Extract and list every line that contains the word "screenshot".

%%

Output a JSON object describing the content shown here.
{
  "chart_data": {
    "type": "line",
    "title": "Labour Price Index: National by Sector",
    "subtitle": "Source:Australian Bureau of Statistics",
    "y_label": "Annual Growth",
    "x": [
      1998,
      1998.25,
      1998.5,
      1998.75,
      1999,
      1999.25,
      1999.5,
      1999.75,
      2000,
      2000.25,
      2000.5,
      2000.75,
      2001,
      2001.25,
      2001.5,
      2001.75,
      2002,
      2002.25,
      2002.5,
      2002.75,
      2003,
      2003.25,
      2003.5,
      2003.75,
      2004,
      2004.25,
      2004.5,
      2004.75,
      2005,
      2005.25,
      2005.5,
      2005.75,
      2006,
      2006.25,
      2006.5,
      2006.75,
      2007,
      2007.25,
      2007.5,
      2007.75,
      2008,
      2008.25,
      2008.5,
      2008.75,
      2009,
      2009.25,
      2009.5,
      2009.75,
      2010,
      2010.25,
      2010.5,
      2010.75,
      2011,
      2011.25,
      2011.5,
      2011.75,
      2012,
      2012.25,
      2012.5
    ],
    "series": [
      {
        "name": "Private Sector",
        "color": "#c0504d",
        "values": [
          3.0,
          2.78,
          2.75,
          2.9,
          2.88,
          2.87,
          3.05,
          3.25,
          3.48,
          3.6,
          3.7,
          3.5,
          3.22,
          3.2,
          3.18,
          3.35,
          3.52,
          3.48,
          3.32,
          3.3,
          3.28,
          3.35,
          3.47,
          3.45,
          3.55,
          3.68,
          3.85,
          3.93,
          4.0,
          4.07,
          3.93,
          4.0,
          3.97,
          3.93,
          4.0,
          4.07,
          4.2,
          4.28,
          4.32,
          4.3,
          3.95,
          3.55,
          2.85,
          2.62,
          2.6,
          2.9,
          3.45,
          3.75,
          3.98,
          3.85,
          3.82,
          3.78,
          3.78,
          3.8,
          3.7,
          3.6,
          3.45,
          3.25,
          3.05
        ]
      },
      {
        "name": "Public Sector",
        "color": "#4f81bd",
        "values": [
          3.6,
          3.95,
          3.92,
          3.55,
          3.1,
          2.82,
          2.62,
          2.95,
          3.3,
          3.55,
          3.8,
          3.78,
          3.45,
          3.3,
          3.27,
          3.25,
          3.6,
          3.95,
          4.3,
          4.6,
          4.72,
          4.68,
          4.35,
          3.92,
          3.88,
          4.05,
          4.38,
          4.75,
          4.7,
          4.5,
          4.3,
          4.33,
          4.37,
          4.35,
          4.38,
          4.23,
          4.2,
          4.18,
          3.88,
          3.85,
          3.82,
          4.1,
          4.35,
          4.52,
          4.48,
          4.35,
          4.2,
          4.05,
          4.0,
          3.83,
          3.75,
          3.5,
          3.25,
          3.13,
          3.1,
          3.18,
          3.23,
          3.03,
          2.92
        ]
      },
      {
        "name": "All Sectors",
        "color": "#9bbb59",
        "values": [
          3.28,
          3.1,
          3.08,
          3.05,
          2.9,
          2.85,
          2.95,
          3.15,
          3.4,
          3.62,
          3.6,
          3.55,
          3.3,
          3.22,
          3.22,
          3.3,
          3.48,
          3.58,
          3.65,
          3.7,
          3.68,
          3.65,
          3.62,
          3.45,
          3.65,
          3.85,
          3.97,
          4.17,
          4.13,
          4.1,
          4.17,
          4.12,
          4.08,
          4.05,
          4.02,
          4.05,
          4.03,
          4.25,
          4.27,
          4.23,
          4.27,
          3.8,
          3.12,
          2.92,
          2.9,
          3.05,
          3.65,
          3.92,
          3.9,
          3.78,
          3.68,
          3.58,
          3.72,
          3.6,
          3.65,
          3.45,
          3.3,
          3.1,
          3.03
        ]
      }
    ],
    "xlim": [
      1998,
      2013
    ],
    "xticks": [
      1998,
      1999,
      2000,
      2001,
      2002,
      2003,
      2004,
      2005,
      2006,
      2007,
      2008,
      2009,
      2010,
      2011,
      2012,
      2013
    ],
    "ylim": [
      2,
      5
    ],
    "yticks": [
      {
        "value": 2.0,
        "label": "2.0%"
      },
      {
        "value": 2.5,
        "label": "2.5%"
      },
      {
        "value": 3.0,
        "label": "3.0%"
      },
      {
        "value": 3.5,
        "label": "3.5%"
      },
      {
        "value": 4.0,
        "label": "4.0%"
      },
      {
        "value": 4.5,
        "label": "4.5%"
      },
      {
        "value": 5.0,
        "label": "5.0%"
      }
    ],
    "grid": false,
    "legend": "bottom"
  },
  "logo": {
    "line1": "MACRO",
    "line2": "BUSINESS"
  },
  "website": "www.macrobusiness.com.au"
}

%%
%%

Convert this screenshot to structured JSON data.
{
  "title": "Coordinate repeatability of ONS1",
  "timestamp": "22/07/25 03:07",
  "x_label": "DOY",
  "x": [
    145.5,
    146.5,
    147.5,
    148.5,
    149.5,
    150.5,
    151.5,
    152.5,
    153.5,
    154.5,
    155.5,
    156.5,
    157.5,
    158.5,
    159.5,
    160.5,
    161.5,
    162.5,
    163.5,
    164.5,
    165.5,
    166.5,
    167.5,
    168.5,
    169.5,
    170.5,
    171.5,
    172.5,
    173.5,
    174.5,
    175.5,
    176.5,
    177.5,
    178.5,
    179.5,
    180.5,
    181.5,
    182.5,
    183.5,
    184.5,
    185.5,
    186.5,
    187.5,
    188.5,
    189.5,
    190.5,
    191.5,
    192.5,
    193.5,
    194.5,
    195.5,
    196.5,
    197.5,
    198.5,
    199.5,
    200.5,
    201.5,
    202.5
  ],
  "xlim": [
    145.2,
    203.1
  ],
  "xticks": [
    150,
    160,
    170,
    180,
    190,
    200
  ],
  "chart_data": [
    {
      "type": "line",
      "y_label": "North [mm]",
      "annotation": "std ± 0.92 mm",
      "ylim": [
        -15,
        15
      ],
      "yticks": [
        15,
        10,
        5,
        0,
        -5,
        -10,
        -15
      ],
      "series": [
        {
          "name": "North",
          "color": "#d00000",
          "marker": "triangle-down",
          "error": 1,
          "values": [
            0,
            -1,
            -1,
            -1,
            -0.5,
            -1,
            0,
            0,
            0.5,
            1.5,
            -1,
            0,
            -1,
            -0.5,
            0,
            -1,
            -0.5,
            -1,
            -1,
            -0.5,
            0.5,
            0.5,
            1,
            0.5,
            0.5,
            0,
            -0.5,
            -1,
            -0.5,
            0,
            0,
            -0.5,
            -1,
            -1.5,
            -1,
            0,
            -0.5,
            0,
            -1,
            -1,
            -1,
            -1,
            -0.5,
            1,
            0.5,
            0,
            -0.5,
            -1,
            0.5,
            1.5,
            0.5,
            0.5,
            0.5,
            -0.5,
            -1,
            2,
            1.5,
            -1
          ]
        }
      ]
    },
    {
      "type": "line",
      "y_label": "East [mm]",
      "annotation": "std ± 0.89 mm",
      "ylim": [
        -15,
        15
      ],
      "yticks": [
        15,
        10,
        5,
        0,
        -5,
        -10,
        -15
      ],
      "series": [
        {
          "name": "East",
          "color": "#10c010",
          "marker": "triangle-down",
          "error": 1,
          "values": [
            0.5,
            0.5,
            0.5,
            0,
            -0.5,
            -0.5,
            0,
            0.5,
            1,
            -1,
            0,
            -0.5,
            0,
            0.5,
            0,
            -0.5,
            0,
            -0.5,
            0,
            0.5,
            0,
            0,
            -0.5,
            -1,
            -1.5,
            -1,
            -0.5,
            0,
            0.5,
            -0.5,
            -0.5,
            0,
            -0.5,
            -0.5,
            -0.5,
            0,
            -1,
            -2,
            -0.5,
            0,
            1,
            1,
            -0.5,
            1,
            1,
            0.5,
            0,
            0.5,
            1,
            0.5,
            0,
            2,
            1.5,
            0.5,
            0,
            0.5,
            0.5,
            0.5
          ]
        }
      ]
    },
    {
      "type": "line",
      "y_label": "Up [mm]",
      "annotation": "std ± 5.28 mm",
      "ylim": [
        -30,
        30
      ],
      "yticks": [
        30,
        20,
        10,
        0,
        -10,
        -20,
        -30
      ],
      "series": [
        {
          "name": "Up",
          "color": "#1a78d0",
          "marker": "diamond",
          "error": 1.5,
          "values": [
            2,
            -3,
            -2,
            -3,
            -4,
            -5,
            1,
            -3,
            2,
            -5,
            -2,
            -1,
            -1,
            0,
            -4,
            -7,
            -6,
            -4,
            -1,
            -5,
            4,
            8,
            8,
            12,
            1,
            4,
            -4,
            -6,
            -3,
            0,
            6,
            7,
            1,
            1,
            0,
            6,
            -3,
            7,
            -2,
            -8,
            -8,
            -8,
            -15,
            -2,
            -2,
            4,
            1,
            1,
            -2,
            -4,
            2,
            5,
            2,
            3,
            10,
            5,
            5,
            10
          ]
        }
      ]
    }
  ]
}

%%
%%

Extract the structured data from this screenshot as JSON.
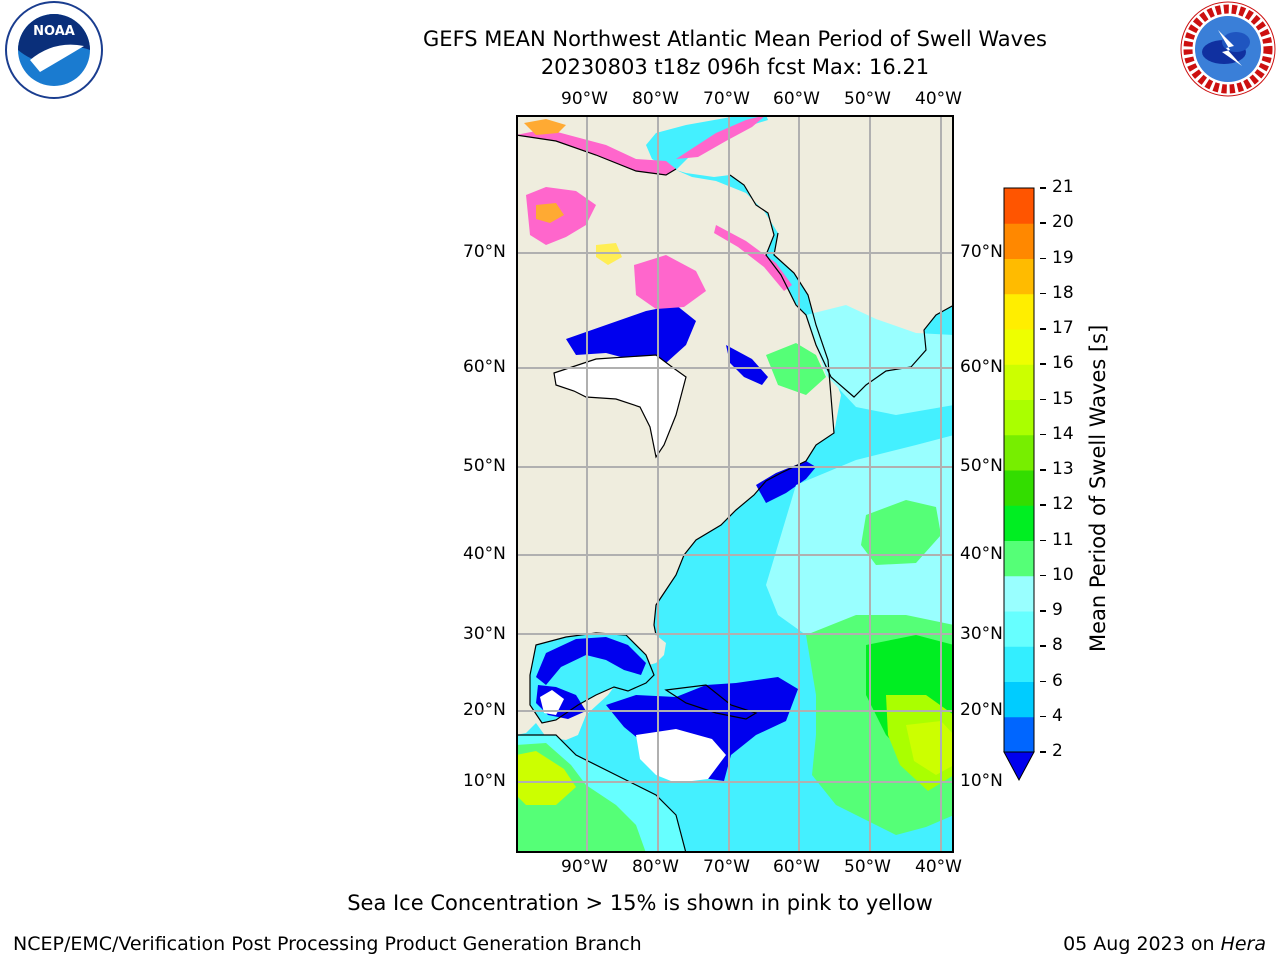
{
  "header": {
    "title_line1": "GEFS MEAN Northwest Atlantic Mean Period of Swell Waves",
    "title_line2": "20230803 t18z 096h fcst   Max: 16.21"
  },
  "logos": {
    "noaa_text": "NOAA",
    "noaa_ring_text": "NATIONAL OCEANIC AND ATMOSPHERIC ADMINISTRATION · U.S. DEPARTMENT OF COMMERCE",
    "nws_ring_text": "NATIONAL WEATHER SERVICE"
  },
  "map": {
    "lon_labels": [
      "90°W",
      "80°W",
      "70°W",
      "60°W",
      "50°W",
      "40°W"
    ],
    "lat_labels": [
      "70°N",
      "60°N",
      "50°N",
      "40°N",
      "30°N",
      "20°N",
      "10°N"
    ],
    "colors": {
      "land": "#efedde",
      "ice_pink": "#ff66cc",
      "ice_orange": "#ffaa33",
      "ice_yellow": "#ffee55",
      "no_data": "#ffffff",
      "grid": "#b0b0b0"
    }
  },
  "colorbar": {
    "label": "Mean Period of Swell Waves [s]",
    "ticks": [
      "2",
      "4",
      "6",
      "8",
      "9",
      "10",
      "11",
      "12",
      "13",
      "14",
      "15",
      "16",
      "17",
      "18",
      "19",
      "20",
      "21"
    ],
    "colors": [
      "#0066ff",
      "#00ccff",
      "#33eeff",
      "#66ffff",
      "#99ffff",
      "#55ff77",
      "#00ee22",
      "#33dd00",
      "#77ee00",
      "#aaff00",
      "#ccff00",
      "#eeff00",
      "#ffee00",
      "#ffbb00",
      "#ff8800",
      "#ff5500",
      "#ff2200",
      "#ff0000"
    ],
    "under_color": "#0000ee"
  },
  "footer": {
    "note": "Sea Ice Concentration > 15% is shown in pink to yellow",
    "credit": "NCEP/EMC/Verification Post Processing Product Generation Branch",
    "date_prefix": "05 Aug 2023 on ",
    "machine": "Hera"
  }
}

%%

- _Response for this exercise_
Convert this screenshot to structured JSON data.
Extract the structured data from this screenshot as JSON.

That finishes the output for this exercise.